[Dataset rows]
□ □ □
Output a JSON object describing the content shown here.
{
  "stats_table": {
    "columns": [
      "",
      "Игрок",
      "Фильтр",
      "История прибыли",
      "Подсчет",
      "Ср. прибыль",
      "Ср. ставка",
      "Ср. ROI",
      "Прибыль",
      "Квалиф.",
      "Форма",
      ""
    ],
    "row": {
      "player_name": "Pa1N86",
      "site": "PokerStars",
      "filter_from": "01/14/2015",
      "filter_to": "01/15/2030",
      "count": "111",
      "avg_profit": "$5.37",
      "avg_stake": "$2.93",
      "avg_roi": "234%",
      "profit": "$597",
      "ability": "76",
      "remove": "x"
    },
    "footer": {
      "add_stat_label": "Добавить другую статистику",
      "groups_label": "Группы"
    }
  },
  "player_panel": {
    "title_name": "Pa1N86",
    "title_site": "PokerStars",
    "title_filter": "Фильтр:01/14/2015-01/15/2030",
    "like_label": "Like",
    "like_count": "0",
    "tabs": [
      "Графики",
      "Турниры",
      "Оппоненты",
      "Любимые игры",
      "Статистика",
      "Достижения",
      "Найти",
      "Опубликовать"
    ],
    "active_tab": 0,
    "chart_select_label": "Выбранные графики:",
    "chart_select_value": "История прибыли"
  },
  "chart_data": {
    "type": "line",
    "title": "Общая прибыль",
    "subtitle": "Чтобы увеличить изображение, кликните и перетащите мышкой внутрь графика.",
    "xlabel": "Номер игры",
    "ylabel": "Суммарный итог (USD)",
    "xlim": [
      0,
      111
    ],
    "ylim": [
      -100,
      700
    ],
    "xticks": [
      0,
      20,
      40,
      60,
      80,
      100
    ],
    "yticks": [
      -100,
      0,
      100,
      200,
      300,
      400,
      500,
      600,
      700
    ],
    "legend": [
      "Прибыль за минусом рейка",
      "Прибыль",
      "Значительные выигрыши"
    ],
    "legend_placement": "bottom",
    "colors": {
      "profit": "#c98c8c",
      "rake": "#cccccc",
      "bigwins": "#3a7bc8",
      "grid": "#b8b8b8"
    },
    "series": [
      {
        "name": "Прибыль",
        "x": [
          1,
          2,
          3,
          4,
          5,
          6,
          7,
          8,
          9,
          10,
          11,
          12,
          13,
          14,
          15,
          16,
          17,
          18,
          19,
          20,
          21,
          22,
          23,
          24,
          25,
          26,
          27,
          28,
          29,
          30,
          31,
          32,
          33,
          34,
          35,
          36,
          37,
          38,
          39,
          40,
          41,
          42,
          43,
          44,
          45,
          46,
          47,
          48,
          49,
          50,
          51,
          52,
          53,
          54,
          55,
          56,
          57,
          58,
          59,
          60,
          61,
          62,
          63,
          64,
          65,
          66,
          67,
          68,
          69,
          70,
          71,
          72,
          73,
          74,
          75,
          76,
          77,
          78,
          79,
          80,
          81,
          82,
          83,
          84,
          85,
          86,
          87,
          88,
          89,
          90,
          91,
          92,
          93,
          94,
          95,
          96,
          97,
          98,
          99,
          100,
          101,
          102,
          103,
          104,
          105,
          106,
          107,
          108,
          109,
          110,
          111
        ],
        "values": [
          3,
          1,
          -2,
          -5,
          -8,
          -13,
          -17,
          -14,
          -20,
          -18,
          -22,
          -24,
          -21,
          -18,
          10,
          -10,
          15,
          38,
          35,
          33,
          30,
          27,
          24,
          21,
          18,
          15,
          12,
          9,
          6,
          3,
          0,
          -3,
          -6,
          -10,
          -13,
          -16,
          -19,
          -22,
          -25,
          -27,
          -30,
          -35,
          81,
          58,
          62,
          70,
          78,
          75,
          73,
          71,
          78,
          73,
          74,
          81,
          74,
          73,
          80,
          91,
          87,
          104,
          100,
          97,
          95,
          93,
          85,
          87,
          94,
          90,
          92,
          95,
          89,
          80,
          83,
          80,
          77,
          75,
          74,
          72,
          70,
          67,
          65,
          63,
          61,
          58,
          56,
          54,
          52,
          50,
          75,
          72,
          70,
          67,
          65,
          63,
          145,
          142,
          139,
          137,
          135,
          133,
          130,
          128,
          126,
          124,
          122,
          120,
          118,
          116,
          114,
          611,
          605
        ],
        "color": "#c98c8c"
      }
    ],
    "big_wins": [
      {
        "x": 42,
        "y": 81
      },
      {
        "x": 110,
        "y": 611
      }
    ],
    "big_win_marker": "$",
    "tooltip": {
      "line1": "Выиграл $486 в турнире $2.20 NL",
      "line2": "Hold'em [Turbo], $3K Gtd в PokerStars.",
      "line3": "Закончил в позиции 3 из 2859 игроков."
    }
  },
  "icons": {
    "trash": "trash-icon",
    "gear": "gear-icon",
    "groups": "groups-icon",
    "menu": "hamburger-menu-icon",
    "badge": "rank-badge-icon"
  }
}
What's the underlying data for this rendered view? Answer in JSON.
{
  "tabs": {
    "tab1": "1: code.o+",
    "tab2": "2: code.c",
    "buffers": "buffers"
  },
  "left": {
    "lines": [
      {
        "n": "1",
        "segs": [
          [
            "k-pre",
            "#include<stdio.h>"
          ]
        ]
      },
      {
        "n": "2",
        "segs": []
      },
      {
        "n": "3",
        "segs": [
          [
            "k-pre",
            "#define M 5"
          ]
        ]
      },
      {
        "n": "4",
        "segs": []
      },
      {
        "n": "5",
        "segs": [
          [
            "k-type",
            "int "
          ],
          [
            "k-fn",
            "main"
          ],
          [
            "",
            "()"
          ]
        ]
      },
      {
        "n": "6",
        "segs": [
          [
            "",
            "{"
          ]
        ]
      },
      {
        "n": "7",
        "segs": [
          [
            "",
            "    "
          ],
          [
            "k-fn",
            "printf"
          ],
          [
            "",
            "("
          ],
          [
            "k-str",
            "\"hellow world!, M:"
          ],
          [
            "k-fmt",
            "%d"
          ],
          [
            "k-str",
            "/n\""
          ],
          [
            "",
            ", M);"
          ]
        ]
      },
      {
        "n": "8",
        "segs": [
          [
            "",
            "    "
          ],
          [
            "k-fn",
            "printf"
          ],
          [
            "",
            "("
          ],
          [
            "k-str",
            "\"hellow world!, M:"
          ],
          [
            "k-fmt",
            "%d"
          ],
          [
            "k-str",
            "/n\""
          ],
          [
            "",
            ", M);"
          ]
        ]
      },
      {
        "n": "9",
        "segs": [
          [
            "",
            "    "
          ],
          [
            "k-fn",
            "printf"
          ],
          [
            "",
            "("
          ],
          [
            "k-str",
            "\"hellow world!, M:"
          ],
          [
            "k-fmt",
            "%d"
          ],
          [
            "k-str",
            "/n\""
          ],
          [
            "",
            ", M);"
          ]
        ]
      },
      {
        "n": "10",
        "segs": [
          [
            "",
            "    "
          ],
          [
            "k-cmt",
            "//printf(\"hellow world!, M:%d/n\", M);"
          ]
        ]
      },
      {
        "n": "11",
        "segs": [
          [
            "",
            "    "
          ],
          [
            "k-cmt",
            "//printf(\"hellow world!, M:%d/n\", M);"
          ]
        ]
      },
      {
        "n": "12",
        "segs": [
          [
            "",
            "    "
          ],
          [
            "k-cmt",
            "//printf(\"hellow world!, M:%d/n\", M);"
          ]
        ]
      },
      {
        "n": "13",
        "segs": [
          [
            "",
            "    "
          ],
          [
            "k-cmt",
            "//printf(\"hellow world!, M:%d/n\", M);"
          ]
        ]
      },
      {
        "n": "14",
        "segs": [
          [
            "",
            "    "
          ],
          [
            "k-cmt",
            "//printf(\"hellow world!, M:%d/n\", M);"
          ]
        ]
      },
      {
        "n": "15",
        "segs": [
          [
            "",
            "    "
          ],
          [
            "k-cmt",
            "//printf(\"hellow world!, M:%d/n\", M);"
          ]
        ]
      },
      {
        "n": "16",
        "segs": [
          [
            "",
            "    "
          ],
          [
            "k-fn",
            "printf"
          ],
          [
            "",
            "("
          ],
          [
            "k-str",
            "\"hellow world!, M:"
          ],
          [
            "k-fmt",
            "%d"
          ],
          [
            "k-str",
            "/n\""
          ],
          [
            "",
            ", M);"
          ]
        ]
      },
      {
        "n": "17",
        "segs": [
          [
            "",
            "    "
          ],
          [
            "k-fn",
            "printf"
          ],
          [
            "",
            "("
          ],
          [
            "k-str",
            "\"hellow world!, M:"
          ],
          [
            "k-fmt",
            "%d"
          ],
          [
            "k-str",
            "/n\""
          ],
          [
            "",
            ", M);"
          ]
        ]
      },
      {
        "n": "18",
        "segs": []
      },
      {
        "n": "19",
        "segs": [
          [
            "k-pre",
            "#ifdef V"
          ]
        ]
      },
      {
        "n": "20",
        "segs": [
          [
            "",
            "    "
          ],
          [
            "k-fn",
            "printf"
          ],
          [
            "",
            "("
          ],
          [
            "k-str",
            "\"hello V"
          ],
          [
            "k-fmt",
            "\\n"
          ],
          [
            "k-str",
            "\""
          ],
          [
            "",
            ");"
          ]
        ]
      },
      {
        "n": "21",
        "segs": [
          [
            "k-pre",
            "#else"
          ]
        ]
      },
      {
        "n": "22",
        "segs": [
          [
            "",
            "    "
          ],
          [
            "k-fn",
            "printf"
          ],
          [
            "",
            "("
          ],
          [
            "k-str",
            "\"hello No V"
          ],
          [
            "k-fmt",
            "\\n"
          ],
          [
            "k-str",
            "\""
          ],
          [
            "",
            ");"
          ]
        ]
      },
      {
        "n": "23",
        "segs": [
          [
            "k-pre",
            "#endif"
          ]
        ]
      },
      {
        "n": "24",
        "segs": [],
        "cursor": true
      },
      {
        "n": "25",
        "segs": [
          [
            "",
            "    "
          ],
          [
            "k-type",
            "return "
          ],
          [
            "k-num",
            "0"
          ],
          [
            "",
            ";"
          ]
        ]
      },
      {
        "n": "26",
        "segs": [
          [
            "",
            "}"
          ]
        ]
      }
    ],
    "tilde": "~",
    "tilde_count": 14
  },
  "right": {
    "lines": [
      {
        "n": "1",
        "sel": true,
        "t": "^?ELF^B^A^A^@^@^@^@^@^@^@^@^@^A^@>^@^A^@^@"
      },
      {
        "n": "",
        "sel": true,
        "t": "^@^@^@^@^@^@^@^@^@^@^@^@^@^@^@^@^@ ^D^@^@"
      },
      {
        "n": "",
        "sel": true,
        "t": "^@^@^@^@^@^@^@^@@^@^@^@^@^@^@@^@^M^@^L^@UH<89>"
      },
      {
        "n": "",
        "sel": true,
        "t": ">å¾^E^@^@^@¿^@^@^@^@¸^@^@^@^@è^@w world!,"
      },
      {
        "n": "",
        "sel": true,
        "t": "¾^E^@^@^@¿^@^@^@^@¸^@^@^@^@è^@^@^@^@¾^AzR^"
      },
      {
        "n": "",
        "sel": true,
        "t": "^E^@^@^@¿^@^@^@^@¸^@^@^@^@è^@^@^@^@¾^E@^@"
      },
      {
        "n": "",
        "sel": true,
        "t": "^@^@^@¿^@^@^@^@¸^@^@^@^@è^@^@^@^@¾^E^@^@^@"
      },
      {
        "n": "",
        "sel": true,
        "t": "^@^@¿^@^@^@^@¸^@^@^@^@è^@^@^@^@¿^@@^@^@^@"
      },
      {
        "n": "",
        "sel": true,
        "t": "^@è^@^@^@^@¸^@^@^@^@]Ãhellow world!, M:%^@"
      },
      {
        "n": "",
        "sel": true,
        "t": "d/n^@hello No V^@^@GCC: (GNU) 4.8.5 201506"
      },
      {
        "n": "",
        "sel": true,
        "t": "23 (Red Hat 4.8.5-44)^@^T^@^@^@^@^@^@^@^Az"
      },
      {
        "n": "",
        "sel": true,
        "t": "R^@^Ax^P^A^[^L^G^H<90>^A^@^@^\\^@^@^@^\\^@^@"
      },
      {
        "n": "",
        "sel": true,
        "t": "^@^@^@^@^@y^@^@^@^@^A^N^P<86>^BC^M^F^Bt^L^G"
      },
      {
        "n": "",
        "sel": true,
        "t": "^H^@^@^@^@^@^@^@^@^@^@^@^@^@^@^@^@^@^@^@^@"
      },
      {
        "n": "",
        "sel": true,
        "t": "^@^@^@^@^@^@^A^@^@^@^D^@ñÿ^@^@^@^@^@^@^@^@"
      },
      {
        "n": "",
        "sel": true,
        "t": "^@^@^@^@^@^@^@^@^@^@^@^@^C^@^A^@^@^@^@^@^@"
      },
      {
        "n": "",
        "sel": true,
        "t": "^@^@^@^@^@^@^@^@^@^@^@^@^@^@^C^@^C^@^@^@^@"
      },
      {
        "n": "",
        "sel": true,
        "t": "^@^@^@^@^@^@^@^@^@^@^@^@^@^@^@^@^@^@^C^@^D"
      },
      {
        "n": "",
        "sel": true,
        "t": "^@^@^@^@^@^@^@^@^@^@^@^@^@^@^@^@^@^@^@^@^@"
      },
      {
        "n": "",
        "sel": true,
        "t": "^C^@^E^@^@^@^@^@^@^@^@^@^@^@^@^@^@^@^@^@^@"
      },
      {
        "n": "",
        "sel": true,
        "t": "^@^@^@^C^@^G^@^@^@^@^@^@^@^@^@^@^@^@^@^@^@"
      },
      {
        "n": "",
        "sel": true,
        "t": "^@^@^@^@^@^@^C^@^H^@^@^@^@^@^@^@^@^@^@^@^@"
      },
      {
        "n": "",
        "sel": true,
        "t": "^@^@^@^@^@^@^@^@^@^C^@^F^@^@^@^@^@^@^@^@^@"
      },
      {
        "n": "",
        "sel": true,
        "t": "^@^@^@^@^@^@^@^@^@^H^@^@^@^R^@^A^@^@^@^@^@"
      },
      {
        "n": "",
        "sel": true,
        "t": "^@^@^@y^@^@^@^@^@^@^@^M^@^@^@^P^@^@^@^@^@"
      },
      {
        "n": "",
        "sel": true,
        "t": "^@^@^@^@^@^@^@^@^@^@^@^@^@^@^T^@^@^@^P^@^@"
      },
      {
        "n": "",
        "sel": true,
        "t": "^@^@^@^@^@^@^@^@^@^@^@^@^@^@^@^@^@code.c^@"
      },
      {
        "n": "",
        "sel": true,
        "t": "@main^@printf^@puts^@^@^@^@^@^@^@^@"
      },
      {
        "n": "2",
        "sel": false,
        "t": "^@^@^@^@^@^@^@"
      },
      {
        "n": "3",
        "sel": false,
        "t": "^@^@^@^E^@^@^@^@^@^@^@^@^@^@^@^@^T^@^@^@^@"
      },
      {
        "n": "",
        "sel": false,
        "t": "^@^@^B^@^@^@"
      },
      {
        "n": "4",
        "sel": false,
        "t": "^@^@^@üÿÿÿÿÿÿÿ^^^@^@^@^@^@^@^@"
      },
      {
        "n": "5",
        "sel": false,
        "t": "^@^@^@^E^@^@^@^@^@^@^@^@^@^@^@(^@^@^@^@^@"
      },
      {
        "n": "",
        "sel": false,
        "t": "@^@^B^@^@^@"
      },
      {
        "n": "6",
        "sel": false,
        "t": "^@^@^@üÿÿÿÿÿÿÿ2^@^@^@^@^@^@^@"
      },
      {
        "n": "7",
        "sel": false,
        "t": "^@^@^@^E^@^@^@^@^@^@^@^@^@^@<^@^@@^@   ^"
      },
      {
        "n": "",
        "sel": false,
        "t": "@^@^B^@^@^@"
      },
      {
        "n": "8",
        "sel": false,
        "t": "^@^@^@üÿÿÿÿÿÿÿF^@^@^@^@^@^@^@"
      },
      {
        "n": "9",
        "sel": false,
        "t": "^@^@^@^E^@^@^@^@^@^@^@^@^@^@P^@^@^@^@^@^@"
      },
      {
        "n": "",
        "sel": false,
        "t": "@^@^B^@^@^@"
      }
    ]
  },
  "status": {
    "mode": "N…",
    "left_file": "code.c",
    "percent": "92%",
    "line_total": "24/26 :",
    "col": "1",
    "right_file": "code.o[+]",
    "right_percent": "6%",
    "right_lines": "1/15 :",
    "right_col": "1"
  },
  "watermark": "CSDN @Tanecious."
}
□ □ □
» What the exercise asks:
Copy all lines in the listing above where the string "прибыли" appears.

» Result:
      "История прибыли",
    "chart_select_value": "История прибыли"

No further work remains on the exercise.